Dataset entries on figures:
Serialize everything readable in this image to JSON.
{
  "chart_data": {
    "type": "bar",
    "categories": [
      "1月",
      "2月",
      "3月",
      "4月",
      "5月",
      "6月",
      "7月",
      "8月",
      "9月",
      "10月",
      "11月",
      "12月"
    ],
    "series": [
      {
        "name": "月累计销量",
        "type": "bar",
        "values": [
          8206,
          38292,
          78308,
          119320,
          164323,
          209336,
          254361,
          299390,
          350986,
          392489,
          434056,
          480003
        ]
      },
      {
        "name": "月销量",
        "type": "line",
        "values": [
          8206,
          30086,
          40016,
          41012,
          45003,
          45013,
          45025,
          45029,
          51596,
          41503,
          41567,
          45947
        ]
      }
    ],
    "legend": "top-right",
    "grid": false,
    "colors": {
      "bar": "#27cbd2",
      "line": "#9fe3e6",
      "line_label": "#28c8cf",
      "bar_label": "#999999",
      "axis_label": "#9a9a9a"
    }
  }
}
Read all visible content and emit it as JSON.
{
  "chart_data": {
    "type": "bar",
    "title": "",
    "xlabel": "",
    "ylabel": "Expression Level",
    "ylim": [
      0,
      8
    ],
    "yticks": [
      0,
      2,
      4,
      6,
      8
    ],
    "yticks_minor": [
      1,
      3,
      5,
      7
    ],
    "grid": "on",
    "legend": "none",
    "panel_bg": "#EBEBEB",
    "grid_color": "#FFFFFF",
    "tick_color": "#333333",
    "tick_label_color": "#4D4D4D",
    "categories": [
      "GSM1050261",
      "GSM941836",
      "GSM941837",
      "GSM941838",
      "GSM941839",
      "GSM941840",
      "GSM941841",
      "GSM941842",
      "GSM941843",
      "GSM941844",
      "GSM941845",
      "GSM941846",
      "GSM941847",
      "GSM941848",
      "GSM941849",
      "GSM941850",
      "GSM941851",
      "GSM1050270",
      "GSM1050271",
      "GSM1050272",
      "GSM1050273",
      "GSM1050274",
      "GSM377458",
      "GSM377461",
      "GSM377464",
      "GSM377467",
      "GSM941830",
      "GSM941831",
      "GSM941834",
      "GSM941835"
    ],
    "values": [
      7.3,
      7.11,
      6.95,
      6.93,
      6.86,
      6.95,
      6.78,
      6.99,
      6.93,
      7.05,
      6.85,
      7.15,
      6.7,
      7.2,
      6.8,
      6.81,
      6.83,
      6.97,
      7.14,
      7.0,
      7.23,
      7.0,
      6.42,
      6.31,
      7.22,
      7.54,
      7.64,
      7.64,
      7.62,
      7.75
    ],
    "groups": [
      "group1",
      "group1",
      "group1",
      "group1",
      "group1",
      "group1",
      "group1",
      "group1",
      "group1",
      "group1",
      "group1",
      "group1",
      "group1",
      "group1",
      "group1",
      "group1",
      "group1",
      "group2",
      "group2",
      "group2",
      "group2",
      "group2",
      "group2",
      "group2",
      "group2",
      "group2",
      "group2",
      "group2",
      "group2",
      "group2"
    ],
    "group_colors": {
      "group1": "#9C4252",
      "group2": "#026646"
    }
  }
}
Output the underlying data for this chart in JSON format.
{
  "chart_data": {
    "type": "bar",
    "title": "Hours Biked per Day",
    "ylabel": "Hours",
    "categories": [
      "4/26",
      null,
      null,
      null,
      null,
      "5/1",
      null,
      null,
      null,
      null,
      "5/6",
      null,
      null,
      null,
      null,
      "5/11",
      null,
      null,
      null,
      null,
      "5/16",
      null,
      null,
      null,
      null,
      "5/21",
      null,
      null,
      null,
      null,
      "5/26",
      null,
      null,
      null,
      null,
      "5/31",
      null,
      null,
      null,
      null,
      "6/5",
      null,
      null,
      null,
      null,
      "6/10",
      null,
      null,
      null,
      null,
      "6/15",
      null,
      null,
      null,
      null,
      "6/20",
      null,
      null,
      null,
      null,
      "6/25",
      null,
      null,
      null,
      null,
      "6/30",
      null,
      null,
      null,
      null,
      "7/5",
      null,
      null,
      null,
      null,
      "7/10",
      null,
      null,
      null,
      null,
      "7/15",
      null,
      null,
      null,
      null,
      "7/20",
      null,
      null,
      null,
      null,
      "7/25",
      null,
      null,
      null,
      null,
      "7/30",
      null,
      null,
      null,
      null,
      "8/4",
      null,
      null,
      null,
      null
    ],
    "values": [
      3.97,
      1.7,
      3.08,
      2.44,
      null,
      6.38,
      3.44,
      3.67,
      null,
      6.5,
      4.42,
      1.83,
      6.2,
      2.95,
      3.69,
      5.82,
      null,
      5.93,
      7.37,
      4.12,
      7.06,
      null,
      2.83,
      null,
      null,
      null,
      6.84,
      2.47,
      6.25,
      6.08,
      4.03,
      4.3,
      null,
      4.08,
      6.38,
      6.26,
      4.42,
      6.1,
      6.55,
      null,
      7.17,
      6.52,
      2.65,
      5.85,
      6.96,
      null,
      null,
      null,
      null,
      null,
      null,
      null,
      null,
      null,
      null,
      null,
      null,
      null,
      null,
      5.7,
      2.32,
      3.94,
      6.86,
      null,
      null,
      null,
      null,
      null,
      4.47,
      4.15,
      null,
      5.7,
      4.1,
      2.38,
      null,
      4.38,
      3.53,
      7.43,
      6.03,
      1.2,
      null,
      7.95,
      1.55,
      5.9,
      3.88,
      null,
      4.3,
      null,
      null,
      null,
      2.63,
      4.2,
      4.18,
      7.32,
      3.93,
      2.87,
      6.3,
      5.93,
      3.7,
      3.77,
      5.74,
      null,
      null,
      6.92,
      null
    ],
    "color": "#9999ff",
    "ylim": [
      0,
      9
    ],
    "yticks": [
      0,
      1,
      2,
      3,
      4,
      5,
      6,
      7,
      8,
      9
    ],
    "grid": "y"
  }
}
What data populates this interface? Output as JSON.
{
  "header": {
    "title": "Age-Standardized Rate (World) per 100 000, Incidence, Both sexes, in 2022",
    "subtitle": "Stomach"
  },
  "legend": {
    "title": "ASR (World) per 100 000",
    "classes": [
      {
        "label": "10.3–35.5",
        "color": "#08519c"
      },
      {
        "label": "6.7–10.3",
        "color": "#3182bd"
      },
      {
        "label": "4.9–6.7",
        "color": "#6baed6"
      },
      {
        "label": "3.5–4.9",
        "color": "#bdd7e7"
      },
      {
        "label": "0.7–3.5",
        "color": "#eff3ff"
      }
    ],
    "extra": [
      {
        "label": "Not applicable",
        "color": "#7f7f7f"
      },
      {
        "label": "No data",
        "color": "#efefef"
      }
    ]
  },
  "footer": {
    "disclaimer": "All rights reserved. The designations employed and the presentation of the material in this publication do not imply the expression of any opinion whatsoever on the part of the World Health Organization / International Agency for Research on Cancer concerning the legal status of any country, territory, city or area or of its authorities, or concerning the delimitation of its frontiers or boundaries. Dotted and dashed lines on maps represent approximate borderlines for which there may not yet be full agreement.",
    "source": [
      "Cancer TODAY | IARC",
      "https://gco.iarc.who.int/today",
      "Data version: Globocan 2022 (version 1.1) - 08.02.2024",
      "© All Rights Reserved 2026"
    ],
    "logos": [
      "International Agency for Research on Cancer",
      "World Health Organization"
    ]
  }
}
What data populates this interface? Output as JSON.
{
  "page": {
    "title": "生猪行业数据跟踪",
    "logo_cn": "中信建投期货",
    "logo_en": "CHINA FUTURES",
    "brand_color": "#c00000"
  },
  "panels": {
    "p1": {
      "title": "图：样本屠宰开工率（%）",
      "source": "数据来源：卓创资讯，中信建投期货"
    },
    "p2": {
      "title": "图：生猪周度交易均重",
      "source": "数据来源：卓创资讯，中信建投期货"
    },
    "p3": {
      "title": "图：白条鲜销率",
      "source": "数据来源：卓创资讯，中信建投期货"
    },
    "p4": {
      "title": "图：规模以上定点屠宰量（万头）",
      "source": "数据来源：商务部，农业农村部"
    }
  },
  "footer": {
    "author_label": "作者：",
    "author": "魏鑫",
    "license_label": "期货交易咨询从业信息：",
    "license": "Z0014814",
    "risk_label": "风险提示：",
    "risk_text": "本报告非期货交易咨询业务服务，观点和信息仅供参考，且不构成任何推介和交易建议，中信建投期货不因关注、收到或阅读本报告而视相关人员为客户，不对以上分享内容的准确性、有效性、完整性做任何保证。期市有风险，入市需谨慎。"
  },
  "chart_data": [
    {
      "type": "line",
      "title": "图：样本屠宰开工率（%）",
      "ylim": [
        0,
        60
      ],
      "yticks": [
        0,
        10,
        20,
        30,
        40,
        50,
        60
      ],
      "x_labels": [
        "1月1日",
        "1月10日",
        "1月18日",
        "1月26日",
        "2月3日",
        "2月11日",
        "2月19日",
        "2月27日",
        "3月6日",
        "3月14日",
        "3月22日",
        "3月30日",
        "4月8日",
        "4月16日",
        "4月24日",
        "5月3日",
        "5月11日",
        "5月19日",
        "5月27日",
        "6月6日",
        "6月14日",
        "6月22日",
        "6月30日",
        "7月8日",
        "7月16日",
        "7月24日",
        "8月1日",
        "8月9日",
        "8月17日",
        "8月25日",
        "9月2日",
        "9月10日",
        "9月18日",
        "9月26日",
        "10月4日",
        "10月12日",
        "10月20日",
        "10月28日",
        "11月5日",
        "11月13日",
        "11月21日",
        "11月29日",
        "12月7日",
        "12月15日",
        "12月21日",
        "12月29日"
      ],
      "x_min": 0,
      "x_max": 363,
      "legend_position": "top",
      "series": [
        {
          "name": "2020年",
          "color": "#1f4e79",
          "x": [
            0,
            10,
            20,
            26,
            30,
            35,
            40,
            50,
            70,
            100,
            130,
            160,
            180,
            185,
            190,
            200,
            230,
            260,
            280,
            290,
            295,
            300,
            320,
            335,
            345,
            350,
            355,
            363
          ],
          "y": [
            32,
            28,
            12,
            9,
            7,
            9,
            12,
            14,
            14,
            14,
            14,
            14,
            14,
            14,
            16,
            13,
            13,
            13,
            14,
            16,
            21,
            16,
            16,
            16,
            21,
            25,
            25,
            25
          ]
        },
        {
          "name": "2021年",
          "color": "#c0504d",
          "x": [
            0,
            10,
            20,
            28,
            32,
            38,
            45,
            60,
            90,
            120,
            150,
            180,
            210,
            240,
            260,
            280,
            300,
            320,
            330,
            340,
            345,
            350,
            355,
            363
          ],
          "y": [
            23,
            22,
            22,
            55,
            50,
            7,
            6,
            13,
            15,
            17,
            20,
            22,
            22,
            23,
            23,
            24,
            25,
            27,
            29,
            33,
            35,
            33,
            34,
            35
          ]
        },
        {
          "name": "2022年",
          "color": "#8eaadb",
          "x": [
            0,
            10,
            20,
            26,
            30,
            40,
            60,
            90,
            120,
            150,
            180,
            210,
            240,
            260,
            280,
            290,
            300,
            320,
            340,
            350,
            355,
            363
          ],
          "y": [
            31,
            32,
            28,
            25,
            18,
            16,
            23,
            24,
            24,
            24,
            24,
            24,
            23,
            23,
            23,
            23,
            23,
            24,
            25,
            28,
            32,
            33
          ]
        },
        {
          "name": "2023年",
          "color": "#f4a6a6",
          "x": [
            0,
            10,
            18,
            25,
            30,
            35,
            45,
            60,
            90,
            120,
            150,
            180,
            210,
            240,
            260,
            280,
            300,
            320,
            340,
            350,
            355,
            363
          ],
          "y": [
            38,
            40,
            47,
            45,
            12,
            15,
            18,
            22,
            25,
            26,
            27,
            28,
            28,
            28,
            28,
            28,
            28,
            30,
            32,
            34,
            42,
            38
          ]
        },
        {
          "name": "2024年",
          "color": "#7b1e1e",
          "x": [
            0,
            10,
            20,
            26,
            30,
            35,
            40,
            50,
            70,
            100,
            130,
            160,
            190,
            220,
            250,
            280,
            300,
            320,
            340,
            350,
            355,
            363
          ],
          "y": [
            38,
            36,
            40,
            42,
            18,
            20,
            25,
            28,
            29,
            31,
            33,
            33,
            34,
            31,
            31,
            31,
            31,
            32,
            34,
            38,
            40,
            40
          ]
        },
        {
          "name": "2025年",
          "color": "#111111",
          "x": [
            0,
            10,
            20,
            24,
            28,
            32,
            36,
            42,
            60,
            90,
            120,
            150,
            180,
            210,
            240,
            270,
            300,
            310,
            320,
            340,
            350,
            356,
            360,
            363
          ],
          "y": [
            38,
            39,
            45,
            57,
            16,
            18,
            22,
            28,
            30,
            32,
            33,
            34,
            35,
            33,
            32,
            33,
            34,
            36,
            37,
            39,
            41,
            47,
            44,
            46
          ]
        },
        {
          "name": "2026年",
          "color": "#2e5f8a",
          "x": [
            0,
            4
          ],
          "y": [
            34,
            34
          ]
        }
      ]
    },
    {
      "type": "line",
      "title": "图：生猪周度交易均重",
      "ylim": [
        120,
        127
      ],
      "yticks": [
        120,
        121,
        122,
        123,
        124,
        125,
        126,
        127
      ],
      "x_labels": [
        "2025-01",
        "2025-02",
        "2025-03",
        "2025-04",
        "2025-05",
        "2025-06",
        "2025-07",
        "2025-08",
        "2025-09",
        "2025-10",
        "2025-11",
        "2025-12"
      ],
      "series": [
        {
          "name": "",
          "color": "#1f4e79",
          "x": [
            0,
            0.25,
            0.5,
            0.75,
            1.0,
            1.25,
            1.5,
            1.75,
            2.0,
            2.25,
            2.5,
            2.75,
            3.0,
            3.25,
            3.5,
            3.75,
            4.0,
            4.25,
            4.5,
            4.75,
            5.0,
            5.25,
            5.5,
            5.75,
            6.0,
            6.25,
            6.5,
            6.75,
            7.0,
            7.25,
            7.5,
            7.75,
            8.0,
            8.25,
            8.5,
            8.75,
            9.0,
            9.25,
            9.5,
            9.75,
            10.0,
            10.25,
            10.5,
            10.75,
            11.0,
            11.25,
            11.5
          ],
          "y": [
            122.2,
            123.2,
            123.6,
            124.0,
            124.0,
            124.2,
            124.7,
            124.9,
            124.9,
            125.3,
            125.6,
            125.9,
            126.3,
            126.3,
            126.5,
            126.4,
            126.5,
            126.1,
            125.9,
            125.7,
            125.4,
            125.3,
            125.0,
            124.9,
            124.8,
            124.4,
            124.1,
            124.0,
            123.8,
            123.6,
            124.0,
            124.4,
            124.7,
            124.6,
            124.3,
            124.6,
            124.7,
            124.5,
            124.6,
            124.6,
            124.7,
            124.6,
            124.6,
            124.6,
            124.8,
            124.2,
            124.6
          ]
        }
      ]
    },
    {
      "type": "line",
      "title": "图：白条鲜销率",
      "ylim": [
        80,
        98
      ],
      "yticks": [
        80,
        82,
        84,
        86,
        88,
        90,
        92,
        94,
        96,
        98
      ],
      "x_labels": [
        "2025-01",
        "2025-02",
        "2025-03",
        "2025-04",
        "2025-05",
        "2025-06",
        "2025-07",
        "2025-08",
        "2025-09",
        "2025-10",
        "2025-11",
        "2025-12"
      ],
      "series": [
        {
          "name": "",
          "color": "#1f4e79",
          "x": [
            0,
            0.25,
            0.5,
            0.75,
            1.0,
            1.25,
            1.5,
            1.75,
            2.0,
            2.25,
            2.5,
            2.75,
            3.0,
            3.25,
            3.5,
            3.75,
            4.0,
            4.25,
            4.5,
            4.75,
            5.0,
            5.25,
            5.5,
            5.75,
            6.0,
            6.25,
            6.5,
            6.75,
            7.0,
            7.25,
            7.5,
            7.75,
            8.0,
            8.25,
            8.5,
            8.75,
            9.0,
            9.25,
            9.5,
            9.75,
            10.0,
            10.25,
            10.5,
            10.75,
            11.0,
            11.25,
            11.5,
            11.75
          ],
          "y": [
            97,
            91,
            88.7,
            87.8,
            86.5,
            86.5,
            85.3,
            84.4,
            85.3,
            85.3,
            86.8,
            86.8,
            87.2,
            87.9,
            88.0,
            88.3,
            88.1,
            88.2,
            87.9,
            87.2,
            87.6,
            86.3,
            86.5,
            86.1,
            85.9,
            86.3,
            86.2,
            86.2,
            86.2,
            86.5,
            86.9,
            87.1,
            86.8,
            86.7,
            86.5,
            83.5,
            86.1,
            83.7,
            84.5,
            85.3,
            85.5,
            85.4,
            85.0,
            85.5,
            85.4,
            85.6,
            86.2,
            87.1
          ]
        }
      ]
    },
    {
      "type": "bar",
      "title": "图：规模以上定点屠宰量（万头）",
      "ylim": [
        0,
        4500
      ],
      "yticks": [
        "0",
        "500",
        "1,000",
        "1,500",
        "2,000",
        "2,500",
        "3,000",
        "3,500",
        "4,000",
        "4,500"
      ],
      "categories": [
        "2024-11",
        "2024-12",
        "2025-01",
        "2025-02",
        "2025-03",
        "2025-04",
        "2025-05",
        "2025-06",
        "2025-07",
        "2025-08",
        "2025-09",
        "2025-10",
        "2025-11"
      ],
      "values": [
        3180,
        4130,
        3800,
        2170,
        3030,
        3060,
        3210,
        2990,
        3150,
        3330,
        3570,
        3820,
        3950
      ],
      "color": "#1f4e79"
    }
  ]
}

Work to be completed: In the material above, tally every line with the string "Hours" in it, then give that number alone.

Answer below: 2